--- Data for this exercise ---
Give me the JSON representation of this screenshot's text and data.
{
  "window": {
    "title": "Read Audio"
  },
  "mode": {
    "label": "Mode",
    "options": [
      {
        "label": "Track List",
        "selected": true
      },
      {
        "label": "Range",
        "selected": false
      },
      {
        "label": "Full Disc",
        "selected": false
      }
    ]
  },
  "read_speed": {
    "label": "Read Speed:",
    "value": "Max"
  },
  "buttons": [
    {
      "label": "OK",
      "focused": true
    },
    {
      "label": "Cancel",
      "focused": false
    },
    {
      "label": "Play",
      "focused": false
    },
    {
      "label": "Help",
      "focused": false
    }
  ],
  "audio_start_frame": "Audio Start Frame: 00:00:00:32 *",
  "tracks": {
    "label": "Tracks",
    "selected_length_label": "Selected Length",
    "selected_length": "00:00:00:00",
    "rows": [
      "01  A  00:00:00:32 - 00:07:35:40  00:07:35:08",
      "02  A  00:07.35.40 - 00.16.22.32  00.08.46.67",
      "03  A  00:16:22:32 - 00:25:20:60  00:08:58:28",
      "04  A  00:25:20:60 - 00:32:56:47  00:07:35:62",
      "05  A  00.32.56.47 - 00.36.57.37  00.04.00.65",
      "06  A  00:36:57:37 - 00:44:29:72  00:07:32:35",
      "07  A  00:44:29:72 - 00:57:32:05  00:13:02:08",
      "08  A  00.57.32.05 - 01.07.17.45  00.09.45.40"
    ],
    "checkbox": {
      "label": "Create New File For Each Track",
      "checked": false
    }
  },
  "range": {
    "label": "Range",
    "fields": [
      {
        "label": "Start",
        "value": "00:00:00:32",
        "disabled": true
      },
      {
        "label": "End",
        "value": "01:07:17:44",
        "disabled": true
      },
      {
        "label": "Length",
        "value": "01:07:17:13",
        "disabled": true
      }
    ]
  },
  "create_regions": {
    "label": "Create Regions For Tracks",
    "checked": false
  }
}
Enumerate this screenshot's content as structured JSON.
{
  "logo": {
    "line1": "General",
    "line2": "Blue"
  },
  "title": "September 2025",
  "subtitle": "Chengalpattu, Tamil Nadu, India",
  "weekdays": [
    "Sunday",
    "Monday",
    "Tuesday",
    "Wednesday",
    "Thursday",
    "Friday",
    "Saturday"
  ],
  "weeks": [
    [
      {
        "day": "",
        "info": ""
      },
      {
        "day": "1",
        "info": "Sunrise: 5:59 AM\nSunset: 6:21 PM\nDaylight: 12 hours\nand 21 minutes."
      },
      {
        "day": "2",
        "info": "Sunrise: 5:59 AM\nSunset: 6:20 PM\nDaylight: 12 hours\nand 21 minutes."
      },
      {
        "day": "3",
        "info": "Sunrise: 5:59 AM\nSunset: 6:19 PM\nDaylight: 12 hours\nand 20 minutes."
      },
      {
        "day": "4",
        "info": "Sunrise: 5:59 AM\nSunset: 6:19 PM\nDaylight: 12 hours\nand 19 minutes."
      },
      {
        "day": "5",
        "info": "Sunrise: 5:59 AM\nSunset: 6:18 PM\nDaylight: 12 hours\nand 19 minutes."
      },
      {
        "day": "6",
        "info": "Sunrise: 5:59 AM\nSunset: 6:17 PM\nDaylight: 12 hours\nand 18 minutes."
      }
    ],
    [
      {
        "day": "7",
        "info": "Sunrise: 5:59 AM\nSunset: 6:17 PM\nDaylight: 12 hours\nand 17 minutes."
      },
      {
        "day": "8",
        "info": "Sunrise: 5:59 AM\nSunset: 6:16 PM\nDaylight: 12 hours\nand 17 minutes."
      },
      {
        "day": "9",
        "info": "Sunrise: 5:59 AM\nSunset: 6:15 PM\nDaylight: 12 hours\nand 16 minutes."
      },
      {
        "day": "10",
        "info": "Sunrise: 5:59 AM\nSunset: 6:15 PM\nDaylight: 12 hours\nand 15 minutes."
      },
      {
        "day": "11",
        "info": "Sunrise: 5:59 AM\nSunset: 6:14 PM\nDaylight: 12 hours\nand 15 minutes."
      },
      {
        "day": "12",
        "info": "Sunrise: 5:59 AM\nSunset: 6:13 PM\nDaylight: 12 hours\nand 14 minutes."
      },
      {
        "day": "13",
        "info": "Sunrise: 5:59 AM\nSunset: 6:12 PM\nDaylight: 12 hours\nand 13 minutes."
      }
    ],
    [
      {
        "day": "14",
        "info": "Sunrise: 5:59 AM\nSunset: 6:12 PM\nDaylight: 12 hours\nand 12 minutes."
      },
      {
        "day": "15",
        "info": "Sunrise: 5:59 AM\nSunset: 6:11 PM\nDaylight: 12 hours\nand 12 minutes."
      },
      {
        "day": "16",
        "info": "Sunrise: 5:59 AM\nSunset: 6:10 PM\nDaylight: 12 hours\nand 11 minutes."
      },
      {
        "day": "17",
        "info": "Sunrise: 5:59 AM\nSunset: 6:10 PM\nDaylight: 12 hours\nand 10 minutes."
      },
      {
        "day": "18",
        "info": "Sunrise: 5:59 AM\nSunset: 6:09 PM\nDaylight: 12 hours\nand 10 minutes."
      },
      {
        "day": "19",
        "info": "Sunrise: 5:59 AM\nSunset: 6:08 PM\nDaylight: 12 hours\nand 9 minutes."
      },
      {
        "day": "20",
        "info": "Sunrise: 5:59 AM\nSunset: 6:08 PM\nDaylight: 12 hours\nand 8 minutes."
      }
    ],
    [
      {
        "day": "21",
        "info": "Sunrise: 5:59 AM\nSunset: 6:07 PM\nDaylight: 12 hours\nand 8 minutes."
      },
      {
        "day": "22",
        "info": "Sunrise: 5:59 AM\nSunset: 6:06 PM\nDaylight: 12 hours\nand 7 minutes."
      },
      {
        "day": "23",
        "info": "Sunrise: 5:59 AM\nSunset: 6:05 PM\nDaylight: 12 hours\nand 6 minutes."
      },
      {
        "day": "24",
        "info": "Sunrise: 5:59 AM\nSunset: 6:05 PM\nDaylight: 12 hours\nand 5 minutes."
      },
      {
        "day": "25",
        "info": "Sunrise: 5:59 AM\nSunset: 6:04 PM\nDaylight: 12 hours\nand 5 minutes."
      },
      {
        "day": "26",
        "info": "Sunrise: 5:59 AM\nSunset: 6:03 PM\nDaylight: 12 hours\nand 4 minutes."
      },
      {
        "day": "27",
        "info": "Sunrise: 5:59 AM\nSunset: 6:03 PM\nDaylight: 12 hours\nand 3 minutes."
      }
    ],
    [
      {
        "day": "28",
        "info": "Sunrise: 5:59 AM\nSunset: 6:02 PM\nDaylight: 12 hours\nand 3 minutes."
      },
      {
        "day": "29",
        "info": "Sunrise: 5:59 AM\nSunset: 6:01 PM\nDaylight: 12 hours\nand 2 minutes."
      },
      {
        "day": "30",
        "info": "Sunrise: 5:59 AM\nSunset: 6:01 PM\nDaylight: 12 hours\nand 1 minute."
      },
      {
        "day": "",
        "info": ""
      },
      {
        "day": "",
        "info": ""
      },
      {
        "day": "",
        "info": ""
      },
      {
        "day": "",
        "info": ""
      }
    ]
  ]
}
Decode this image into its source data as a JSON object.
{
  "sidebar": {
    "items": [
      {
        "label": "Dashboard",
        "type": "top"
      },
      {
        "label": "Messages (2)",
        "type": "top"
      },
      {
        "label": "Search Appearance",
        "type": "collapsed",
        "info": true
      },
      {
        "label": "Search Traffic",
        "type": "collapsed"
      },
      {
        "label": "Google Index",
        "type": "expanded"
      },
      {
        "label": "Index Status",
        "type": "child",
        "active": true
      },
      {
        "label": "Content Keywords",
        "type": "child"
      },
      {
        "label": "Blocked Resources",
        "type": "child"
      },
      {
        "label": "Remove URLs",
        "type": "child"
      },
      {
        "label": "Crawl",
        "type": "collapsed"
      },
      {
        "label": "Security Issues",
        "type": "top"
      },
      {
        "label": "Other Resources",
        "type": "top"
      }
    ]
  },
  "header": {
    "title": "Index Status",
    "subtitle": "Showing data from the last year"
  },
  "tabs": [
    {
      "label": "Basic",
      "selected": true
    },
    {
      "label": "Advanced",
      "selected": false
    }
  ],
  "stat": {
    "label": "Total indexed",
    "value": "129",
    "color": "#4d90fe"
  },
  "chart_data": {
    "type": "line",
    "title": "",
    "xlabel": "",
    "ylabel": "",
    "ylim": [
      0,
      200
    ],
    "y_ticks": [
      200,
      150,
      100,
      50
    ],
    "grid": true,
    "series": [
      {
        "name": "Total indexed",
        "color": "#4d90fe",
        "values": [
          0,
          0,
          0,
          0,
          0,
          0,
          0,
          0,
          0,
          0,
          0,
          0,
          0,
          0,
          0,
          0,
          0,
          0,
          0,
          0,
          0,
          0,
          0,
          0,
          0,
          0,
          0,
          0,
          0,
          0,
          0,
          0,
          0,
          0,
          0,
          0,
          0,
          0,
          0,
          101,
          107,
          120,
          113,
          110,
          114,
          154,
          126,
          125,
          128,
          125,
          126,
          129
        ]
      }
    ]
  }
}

--- Goal ---
Going through the records above, state how many lines carry "Total", with no other text.

--- Response to this exercise ---
2